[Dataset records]

◆ ◆ ◆ ◆

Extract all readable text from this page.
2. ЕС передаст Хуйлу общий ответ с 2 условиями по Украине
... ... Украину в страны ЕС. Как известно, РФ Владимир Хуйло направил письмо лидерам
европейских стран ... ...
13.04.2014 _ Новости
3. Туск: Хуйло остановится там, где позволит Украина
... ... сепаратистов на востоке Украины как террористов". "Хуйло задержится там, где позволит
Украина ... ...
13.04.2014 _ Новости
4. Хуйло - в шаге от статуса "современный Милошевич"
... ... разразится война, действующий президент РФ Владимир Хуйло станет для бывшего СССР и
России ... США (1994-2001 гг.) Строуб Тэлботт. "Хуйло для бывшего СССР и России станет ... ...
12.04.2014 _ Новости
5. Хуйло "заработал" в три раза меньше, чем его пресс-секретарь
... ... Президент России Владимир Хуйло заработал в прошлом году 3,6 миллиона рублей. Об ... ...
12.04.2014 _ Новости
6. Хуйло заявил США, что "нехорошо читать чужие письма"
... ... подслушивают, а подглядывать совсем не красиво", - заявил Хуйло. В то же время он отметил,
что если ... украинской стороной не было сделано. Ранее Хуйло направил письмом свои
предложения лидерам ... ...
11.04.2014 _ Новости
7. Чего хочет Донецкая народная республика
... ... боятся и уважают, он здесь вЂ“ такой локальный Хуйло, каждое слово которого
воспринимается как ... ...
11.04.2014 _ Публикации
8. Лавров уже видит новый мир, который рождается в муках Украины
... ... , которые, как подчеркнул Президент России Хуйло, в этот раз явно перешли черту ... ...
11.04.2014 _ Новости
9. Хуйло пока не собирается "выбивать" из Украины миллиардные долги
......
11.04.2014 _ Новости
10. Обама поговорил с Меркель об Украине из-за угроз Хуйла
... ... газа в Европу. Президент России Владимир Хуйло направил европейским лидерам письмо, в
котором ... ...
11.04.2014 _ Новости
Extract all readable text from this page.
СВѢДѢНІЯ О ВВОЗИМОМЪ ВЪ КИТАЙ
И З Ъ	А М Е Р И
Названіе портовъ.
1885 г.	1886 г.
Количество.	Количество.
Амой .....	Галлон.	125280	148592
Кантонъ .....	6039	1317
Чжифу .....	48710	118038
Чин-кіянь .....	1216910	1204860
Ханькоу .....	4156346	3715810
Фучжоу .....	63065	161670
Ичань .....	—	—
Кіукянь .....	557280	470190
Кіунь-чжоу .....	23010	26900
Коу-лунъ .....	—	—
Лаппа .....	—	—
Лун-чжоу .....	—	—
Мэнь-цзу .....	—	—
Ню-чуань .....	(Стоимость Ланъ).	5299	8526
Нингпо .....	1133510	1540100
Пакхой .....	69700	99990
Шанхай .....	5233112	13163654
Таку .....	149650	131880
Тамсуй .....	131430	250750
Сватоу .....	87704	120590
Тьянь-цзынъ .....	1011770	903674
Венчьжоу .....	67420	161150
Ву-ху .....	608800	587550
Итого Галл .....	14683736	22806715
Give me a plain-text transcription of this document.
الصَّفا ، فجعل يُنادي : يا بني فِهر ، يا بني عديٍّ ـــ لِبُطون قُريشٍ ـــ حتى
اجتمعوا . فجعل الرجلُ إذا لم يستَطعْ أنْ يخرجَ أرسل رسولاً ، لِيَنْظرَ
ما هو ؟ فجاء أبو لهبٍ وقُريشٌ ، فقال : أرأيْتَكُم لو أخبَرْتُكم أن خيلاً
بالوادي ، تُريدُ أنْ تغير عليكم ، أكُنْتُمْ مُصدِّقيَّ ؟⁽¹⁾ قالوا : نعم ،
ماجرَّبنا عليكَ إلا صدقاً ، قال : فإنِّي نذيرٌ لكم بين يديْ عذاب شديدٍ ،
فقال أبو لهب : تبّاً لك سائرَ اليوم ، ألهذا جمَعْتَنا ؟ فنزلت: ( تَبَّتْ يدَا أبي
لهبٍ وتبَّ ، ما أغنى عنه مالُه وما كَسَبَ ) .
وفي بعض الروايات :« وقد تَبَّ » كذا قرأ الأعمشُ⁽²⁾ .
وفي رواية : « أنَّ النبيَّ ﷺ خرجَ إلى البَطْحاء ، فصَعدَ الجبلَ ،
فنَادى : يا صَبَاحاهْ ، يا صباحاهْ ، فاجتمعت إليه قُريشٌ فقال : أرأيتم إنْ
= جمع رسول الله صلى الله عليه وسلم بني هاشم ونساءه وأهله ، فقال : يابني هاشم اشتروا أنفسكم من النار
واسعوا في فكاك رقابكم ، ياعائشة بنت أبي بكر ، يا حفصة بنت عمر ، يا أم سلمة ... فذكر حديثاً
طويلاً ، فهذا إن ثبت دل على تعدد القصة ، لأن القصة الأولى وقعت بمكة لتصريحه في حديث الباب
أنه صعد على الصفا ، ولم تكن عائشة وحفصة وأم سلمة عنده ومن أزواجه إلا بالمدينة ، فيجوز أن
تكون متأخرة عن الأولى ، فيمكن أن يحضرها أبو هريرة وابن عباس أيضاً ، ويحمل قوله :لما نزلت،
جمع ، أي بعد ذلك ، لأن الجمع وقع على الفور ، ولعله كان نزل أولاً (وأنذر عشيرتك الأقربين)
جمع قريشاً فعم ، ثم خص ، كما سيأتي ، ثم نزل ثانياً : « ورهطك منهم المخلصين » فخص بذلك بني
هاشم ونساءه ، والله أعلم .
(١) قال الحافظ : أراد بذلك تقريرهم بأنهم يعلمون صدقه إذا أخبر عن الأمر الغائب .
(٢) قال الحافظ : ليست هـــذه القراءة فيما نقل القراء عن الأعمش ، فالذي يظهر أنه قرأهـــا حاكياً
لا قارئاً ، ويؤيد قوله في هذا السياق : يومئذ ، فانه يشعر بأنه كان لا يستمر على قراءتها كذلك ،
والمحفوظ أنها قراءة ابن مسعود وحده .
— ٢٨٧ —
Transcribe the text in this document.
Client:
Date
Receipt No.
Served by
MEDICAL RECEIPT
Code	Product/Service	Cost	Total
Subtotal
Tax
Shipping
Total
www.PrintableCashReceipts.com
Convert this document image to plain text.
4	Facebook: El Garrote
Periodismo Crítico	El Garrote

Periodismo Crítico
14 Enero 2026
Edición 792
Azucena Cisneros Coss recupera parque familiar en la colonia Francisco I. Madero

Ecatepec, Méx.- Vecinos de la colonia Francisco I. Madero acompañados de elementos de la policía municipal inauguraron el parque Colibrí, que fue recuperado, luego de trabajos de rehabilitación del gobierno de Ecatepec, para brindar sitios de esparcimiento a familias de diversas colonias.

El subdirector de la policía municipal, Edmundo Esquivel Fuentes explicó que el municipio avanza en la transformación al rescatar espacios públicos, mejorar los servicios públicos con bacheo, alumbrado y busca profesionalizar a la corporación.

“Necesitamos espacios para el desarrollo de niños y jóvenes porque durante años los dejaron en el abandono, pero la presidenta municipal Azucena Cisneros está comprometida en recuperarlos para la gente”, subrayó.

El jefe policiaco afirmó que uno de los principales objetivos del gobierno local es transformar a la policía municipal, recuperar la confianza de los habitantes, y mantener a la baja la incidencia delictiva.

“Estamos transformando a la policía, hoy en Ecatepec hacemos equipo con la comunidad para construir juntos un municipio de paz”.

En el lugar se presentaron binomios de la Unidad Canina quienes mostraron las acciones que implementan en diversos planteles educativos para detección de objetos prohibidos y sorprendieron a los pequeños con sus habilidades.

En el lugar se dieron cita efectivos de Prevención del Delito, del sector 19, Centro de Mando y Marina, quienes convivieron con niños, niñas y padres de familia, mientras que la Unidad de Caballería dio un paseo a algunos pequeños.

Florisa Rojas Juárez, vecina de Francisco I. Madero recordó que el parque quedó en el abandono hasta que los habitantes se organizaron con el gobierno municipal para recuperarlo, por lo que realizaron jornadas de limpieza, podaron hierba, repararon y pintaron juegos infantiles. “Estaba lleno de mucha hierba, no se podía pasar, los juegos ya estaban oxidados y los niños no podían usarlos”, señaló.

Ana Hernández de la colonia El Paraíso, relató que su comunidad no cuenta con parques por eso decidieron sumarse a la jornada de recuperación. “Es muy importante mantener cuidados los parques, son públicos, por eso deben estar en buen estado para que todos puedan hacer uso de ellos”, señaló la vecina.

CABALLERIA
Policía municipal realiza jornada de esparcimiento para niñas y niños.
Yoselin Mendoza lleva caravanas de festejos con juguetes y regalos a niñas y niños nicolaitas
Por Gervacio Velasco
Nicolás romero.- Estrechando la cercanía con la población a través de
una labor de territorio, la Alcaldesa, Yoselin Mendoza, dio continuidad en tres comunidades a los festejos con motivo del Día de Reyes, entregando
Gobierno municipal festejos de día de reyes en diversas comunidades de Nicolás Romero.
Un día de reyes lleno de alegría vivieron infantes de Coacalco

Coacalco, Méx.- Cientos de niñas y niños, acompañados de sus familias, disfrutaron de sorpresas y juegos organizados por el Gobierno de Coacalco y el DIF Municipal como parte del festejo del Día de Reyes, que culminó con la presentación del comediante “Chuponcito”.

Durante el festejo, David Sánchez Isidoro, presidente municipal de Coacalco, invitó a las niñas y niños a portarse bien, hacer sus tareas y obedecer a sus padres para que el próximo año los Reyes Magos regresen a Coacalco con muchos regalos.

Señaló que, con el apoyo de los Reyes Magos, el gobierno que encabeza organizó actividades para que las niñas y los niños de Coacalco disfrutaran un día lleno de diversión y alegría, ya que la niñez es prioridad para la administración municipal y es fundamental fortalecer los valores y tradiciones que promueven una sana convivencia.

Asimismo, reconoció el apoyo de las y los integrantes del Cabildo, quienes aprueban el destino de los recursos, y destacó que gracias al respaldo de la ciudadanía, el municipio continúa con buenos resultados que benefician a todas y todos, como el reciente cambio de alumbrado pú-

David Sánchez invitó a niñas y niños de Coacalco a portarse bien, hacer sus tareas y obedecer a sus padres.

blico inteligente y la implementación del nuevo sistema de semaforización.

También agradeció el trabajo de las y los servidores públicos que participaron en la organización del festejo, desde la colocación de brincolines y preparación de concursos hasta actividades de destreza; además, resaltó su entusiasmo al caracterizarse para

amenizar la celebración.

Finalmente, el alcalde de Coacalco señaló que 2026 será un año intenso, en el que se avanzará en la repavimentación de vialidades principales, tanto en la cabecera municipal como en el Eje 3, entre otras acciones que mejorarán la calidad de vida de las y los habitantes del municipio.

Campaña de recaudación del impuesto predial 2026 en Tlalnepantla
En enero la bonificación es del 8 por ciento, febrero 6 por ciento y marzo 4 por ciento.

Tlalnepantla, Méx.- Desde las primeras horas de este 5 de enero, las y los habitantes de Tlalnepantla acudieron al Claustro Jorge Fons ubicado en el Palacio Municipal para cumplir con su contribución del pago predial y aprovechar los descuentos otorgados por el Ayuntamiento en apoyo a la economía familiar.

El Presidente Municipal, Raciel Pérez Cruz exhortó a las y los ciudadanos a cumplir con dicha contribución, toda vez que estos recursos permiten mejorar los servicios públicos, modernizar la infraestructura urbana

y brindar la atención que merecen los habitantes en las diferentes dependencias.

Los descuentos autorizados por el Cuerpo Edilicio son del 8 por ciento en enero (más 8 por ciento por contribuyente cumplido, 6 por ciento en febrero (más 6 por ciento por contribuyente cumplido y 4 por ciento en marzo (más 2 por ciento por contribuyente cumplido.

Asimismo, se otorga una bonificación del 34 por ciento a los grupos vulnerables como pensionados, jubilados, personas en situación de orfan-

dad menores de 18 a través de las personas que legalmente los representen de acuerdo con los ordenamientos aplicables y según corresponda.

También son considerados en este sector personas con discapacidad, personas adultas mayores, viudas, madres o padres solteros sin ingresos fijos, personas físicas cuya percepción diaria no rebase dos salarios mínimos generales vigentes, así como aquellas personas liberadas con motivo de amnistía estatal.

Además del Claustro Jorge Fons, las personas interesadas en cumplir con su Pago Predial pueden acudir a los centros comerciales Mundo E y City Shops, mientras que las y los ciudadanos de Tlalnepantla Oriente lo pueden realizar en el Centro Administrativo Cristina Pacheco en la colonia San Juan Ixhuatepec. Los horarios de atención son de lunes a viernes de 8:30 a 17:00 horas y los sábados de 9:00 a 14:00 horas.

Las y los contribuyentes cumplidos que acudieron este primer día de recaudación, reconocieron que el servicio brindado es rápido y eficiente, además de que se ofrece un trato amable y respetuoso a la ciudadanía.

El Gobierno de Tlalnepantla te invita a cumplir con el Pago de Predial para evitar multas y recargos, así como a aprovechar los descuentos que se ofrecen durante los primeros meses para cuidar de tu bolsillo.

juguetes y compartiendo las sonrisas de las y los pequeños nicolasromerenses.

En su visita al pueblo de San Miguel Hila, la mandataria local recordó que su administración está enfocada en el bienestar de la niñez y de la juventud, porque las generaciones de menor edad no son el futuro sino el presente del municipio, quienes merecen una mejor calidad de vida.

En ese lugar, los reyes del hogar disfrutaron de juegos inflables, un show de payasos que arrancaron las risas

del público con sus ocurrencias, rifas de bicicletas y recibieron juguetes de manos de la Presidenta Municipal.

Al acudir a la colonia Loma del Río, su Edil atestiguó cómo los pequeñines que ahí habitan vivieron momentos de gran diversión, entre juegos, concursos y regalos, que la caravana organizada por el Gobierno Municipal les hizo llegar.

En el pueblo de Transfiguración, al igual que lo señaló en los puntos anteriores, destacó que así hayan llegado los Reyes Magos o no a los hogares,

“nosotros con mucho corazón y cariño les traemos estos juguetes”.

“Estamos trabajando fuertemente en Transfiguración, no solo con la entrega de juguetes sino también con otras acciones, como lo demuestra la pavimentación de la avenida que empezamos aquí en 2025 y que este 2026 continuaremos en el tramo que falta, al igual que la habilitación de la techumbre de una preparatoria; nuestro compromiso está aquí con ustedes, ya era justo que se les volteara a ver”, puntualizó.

◆ ◆ ◆ ◆

WHAT YOU HAVE TO DO:
Filter the entries down to the lines with the word "الأعمش" in them.

TASK ANSWER:
وفي بعض الروايات :« وقد تَبَّ » كذا قرأ الأعمشُ⁽²⁾ .
(٢) قال الحافظ : ليست هـــذه القراءة فيما نقل القراء عن الأعمش ، فالذي يظهر أنه قرأهـــا حاكياً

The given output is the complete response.